(WORK REQUIRED) Here the job is to restate every entry word for word.

[[ DATA SECTION open ]]

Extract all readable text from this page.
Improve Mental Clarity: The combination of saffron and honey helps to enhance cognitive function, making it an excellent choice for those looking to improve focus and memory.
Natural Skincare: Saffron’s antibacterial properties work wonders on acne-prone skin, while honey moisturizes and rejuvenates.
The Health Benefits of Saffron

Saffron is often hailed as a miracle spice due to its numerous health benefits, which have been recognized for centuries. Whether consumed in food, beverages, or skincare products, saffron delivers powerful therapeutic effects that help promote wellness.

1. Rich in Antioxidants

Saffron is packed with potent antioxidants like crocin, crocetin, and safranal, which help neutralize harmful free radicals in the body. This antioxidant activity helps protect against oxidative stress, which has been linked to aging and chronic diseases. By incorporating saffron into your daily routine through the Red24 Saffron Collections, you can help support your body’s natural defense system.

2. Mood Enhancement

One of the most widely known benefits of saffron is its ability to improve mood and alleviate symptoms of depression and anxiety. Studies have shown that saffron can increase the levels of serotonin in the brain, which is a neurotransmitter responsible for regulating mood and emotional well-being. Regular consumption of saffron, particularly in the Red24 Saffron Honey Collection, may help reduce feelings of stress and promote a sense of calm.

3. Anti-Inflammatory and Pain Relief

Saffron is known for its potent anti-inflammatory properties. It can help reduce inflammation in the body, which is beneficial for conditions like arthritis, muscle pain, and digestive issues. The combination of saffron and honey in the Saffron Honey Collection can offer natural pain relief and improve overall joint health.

[[ DATA SECTION closed ]]

(RESPONSE BELOW)
Extract all readable text from this page.
Improve Mental Clarity: The combination of saffron and honey helps to enhance cognitive function, making it an excellent choice for those looking to improve focus and memory.
Natural Skincare: Saffron’s antibacterial properties work wonders on acne-prone skin, while honey moisturizes and rejuvenates.
The Health Benefits of Saffron

Saffron is often hailed as a miracle spice due to its numerous health benefits, which have been recognized for centuries. Whether consumed in food, beverages, or skincare products, saffron delivers powerful therapeutic effects that help promote wellness.

1. Rich in Antioxidants

Saffron is packed with potent antioxidants like crocin, crocetin, and safranal, which help neutralize harmful free radicals in the body. This antioxidant activity helps protect against oxidative stress, which has been linked to aging and chronic diseases. By incorporating saffron into your daily routine through the Red24 Saffron Collections, you can help support your body’s natural defense system.

2. Mood Enhancement

One of the most widely known benefits of saffron is its ability to improve mood and alleviate symptoms of depression and anxiety. Studies have shown that saffron can increase the levels of serotonin in the brain, which is a neurotransmitter responsible for regulating mood and emotional well-being. Regular consumption of saffron, particularly in the Red24 Saffron Honey Collection, may help reduce feelings of stress and promote a sense of calm.

3. Anti-Inflammatory and Pain Relief

Saffron is known for its potent anti-inflammatory properties. It can help reduce inflammation in the body, which is beneficial for conditions like arthritis, muscle pain, and digestive issues. The combination of saffron and honey in the Saffron Honey Collection can offer natural pain relief and improve overall joint health.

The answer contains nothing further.